Exercise prompt
Write out every entry, unchanged. Skip any picture.
═══ Stored records ═══
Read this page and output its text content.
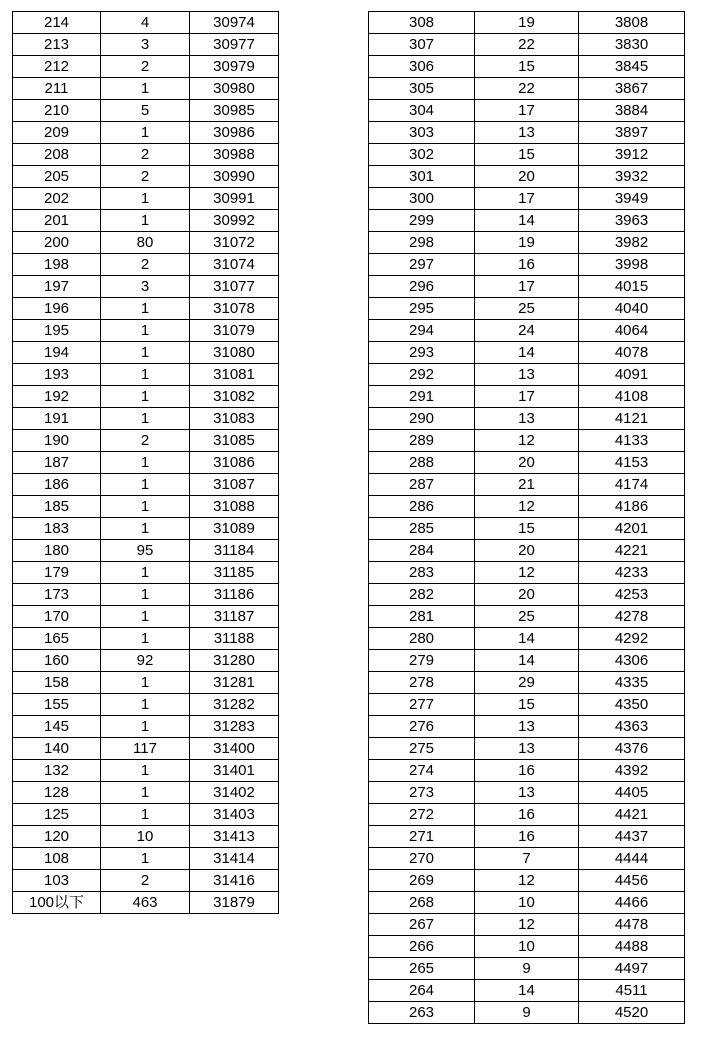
214	4	30974
213	3	30977
212	2	30979
211	1	30980
210	5	30985
209	1	30986
208	2	30988
205	2	30990
202	1	30991
201	1	30992
200	80	31072
198	2	31074
197	3	31077
196	1	31078
195	1	31079
194	1	31080
193	1	31081
192	1	31082
191	1	31083
190	2	31085
187	1	31086
186	1	31087
185	1	31088
183	1	31089
180	95	31184
179	1	31185
173	1	31186
170	1	31187
165	1	31188
160	92	31280
158	1	31281
155	1	31282
145	1	31283
140	117	31400
132	1	31401
128	1	31402
125	1	31403
120	10	31413
108	1	31414
103	2	31416
100以下	463	31879
308	19	3808
307	22	3830
306	15	3845
305	22	3867
304	17	3884
303	13	3897
302	15	3912
301	20	3932
300	17	3949
299	14	3963
298	19	3982
297	16	3998
296	17	4015
295	25	4040
294	24	4064
293	14	4078
292	13	4091
291	17	4108
290	13	4121
289	12	4133
288	20	4153
287	21	4174
286	12	4186
285	15	4201
284	20	4221
283	12	4233
282	20	4253
281	25	4278
280	14	4292
279	14	4306
278	29	4335
277	15	4350
276	13	4363
275	13	4376
274	16	4392
273	13	4405
272	16	4421
271	16	4437
270	7	4444
269	12	4456
268	10	4466
267	12	4478
266	10	4488
265	9	4497
264	14	4511
263	9	4520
═══
Full answer
Read this page and output its text content.
214	4	30974
213	3	30977
212	2	30979
211	1	30980
210	5	30985
209	1	30986
208	2	30988
205	2	30990
202	1	30991
201	1	30992
200	80	31072
198	2	31074
197	3	31077
196	1	31078
195	1	31079
194	1	31080
193	1	31081
192	1	31082
191	1	31083
190	2	31085
187	1	31086
186	1	31087
185	1	31088
183	1	31089
180	95	31184
179	1	31185
173	1	31186
170	1	31187
165	1	31188
160	92	31280
158	1	31281
155	1	31282
145	1	31283
140	117	31400
132	1	31401
128	1	31402
125	1	31403
120	10	31413
108	1	31414
103	2	31416
100以下	463	31879
308	19	3808
307	22	3830
306	15	3845
305	22	3867
304	17	3884
303	13	3897
302	15	3912
301	20	3932
300	17	3949
299	14	3963
298	19	3982
297	16	3998
296	17	4015
295	25	4040
294	24	4064
293	14	4078
292	13	4091
291	17	4108
290	13	4121
289	12	4133
288	20	4153
287	21	4174
286	12	4186
285	15	4201
284	20	4221
283	12	4233
282	20	4253
281	25	4278
280	14	4292
279	14	4306
278	29	4335
277	15	4350
276	13	4363
275	13	4376
274	16	4392
273	13	4405
272	16	4421
271	16	4437
270	7	4444
269	12	4456
268	10	4466
267	12	4478
266	10	4488
265	9	4497
264	14	4511
263	9	4520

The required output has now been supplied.